● Aim of the task
Pull each line holding "Offset" out of the entries below.

__________

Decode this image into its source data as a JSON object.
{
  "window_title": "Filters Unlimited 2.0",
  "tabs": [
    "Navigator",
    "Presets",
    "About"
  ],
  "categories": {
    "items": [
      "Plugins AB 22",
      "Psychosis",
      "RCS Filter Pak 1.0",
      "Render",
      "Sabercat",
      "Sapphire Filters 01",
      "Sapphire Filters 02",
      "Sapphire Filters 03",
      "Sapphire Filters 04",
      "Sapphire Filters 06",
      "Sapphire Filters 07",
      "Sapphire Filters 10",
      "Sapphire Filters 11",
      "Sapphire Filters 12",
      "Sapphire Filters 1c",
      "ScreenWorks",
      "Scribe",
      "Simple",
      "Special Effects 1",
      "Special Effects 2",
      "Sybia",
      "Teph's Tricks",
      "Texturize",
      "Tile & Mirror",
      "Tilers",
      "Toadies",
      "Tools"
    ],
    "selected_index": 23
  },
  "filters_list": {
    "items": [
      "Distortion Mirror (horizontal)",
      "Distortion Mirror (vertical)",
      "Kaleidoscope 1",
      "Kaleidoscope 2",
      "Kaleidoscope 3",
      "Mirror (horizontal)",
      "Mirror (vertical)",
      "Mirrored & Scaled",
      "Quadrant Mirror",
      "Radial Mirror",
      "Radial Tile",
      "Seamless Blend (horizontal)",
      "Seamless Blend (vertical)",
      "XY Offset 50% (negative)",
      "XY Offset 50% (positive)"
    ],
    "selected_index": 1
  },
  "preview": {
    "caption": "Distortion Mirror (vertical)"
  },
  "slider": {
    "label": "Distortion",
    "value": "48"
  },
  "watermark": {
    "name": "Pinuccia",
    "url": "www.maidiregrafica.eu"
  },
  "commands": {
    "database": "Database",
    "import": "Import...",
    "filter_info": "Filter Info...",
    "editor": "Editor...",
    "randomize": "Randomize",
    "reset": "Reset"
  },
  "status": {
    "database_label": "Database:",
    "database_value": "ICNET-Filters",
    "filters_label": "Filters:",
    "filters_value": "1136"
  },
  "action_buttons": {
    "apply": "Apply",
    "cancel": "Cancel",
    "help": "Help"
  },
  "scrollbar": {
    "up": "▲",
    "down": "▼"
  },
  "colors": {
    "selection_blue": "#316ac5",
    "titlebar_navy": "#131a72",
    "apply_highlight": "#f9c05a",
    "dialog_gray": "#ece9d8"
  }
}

__________

● Right answer
      "XY Offset 50% (negative)",
      "XY Offset 50% (positive)"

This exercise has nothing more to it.